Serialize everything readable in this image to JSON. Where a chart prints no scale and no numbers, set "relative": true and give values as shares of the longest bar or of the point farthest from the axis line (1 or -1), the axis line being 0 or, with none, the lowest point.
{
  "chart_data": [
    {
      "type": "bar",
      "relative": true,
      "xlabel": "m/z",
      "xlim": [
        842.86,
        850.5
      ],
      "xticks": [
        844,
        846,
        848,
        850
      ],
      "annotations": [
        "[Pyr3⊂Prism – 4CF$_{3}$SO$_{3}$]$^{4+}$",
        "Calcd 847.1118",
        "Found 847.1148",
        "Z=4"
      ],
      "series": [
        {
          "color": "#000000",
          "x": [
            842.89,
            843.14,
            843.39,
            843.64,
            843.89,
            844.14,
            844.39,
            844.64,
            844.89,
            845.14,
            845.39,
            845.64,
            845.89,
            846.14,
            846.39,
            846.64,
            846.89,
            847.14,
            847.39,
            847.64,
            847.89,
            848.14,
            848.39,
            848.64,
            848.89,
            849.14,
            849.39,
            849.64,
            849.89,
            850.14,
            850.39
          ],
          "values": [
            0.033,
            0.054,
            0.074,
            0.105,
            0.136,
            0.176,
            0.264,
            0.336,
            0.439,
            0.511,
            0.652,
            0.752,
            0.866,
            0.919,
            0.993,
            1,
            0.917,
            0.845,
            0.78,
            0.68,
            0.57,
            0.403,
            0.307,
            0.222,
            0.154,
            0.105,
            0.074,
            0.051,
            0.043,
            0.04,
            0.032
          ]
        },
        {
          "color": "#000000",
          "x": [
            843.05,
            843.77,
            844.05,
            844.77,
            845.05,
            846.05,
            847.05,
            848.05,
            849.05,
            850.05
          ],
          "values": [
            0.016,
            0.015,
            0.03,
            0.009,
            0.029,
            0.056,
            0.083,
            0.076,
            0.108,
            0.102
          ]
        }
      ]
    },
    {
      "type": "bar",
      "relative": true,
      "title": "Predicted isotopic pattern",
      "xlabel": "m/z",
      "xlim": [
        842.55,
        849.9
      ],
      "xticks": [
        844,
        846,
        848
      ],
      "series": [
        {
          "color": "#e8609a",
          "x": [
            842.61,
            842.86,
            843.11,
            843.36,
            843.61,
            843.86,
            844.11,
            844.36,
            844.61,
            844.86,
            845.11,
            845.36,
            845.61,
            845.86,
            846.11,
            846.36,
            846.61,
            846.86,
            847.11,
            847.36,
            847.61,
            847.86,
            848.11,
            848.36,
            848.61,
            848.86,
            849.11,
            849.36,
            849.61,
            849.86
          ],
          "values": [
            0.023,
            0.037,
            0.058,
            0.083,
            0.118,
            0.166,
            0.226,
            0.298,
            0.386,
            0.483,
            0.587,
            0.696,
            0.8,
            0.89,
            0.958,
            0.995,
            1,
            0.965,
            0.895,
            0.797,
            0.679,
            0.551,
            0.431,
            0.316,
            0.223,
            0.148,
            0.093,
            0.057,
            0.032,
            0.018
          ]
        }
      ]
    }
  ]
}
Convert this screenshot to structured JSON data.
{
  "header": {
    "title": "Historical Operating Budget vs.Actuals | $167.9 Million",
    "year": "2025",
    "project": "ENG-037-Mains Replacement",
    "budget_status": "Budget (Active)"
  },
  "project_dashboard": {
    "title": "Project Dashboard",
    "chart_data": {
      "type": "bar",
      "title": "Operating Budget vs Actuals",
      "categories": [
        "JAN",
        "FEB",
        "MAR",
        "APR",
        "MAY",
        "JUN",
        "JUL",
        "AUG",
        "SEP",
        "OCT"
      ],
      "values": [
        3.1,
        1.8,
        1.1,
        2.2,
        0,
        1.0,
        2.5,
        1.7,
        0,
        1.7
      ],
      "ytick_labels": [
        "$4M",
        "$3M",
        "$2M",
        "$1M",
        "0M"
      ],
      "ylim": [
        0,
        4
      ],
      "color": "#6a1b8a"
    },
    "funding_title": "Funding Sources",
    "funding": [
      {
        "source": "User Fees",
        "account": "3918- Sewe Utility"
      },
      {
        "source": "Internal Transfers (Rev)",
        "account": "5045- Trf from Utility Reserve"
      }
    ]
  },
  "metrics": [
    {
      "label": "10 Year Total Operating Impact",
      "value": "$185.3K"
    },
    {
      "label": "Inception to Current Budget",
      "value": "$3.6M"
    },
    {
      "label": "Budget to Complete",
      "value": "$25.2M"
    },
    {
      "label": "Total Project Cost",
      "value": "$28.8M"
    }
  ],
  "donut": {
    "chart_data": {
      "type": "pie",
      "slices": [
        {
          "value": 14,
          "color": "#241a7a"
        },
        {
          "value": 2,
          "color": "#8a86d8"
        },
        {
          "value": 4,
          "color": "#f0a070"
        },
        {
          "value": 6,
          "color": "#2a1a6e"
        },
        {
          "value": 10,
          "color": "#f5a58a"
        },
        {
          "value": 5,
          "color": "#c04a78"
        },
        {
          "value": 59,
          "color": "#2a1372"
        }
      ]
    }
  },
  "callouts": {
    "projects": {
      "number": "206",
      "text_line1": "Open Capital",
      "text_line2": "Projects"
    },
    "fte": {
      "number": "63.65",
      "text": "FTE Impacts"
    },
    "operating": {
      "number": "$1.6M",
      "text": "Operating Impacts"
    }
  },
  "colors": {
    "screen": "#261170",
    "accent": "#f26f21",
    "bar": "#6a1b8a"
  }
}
-- -- --
• **Stated task**
Tally up the lines of the listing containing the word "Budget". Give only the total.

• **Solution for this exercise**
5